▶ _Task details_
Copy the data word for word, keeping every line.

▶ _Records supplied_
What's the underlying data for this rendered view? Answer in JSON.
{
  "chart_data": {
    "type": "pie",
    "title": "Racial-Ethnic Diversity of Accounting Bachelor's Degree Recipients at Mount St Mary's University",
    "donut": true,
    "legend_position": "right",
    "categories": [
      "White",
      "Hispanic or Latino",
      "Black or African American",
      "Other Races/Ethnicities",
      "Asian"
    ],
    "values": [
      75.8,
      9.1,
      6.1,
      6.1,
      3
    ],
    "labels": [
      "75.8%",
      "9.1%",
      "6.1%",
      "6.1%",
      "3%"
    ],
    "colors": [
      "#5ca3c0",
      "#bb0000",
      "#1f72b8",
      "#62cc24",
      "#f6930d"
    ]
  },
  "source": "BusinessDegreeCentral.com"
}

▶ _Problem solution_
What's the underlying data for this rendered view? Answer in JSON.
{
  "chart_data": {
    "type": "pie",
    "title": "Racial-Ethnic Diversity of Accounting Bachelor's Degree Recipients at Mount St Mary's University",
    "donut": true,
    "legend_position": "right",
    "categories": [
      "White",
      "Hispanic or Latino",
      "Black or African American",
      "Other Races/Ethnicities",
      "Asian"
    ],
    "values": [
      75.8,
      9.1,
      6.1,
      6.1,
      3
    ],
    "labels": [
      "75.8%",
      "9.1%",
      "6.1%",
      "6.1%",
      "3%"
    ],
    "colors": [
      "#5ca3c0",
      "#bb0000",
      "#1f72b8",
      "#62cc24",
      "#f6930d"
    ]
  },
  "source": "BusinessDegreeCentral.com"
}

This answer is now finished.